- _INSTRUCTIONS FOR THE TASK_:
Take from the listing each line that has the string "всички".

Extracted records
********

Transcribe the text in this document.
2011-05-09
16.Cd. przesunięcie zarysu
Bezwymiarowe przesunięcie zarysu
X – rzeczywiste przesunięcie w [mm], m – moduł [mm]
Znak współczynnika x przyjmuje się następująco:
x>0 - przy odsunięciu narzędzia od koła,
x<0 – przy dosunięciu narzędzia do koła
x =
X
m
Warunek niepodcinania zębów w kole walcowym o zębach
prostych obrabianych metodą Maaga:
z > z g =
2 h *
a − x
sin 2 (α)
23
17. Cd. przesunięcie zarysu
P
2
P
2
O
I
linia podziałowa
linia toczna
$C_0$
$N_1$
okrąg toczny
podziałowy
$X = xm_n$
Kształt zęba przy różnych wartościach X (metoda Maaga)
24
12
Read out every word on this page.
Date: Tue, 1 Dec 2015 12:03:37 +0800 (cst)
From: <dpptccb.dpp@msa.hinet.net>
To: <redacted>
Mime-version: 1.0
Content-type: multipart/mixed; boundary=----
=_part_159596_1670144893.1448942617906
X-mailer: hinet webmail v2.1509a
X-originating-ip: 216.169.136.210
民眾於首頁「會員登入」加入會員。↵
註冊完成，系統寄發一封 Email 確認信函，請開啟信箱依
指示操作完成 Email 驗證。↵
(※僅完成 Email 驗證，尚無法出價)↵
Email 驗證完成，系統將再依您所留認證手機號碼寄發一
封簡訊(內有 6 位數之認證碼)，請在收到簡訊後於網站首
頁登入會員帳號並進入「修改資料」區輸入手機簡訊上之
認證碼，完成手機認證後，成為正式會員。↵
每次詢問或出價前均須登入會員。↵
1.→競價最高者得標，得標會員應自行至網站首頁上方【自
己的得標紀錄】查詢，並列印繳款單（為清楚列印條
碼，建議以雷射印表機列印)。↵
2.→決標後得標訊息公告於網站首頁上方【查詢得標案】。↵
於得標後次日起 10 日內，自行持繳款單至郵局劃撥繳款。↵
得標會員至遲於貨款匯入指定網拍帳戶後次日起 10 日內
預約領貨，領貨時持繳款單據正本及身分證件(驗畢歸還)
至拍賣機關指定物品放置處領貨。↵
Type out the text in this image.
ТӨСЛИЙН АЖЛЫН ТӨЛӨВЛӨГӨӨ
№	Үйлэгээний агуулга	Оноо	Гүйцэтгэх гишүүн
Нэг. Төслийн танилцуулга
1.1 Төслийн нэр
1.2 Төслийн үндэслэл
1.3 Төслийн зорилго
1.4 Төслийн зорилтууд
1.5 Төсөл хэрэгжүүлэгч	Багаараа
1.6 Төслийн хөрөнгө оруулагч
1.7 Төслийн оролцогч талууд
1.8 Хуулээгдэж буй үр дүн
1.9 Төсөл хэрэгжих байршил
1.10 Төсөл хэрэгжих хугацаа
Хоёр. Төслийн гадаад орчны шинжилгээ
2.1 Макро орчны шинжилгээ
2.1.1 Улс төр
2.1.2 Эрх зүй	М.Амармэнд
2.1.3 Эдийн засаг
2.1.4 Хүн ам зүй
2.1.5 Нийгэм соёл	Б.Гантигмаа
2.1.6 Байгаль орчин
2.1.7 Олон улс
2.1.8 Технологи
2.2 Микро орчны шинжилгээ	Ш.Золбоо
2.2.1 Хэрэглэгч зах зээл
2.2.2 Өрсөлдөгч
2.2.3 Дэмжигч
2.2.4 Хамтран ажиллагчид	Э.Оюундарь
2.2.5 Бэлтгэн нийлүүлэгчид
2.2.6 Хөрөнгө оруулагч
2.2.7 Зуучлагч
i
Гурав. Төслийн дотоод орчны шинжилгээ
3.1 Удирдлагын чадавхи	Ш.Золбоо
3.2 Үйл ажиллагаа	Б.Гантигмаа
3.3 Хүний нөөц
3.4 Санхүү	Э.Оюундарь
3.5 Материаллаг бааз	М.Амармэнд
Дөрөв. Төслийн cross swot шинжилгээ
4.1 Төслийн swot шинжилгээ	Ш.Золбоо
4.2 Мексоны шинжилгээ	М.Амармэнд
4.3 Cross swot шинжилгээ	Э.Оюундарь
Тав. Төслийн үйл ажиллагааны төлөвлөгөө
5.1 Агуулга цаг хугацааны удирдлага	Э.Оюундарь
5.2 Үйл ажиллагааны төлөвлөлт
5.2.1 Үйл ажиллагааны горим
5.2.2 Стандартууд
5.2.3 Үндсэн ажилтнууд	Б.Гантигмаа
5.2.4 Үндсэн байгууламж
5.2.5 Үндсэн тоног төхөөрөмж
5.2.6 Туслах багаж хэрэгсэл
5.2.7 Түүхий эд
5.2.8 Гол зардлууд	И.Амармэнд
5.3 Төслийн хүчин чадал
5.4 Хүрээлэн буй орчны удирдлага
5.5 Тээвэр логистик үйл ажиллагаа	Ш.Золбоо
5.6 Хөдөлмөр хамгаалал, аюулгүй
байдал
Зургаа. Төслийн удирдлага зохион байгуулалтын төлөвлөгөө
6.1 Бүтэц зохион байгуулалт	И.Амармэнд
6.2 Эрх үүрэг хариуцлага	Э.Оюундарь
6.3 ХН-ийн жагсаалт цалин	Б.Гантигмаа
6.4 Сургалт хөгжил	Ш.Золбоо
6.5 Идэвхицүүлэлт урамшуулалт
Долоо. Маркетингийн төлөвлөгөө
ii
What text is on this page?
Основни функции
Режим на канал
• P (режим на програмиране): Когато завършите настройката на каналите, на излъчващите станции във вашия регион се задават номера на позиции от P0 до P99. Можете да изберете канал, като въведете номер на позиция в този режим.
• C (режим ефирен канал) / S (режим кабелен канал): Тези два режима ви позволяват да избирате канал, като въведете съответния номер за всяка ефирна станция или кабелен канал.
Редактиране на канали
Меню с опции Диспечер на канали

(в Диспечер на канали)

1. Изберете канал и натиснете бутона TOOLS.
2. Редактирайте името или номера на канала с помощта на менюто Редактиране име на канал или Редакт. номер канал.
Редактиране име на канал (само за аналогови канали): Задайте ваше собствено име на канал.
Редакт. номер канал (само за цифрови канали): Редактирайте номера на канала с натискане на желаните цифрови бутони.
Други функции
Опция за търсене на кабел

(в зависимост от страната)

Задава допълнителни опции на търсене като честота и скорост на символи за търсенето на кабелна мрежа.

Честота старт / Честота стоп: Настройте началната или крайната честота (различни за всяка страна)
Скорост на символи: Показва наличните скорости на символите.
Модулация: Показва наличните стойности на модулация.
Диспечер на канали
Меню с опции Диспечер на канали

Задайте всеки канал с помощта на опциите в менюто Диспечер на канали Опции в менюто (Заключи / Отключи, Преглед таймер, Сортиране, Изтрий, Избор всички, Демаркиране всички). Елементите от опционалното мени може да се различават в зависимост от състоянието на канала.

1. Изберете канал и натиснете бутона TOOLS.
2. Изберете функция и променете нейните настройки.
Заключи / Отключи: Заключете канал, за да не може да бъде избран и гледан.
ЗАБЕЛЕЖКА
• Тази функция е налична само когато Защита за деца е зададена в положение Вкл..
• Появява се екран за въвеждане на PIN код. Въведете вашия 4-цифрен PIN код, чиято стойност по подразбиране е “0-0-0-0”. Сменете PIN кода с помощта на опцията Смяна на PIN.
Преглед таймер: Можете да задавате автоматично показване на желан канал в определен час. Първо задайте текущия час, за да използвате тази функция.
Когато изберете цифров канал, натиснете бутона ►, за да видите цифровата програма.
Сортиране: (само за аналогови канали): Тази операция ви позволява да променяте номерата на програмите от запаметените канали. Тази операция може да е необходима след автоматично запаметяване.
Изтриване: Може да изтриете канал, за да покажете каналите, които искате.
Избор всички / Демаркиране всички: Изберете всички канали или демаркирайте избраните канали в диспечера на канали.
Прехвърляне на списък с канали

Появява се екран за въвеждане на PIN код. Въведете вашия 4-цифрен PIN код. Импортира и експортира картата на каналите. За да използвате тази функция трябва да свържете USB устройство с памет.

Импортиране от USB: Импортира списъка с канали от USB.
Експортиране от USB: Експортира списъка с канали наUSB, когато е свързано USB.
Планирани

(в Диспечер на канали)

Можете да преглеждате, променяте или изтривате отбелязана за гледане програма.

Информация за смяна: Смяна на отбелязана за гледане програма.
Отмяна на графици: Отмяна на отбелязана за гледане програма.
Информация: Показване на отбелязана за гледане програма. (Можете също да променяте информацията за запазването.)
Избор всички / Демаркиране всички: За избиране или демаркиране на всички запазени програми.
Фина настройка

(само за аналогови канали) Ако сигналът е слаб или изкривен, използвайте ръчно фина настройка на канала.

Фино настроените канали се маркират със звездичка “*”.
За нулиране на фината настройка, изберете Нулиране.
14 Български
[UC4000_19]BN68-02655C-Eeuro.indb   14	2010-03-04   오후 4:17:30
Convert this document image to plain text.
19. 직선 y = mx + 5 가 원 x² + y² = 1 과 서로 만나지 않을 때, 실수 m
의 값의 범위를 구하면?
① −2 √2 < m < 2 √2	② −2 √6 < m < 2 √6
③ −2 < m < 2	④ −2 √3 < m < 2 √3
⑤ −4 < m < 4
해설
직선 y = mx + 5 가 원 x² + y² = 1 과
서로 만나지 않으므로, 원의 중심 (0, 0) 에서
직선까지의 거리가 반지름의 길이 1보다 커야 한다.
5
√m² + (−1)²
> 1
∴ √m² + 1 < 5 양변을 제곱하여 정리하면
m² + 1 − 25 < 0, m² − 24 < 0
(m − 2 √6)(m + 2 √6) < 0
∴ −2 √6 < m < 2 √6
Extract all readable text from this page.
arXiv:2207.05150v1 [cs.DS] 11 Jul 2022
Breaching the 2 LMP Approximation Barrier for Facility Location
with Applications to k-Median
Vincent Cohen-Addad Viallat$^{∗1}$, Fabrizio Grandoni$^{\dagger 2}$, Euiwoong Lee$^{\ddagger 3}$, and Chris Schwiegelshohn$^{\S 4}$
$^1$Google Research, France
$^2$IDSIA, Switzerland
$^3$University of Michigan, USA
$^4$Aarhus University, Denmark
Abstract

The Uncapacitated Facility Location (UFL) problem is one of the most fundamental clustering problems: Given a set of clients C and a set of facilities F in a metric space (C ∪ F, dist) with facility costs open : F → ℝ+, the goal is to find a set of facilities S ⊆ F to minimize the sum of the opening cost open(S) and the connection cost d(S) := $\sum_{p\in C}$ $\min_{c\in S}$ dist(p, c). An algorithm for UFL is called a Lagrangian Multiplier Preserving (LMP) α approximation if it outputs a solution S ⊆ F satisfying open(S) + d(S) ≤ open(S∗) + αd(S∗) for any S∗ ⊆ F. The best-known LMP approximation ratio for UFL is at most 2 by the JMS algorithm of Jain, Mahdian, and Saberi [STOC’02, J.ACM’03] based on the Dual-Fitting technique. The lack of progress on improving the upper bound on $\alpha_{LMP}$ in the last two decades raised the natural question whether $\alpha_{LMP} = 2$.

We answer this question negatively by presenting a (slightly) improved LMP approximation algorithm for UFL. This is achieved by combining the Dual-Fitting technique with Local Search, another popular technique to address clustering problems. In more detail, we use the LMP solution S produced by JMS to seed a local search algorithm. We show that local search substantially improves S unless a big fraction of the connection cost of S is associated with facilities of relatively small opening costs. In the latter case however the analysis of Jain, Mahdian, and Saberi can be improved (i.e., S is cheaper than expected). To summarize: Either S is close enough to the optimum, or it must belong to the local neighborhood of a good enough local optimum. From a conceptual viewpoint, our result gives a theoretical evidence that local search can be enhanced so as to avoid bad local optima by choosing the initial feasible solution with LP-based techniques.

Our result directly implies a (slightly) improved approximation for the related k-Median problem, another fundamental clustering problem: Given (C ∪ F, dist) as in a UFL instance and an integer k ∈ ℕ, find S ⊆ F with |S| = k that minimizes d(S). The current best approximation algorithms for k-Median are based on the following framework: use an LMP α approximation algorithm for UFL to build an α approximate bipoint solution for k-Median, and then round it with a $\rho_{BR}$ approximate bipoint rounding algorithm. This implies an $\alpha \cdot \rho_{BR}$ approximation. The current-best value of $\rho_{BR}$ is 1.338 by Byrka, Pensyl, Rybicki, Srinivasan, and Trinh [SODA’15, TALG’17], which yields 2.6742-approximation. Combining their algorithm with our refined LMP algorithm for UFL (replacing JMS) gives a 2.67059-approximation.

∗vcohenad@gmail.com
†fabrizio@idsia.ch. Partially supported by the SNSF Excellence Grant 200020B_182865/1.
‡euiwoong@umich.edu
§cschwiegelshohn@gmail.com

********

- _FINAL RESULT_:
Задайте всеки канал с помощта на опциите в менюто Диспечер на канали Опции в менюто (Заключи / Отключи, Преглед таймер, Сортиране, Изтрий, Избор всички, Демаркиране всички). Елементите от опционалното мени може да се различават в зависимост от състоянието на канала.
Избор всички / Демаркиране всички: Изберете всички канали или демаркирайте избраните канали в диспечера на канали.
Избор всички / Демаркиране всички: За избиране или демаркиране на всички запазени програми.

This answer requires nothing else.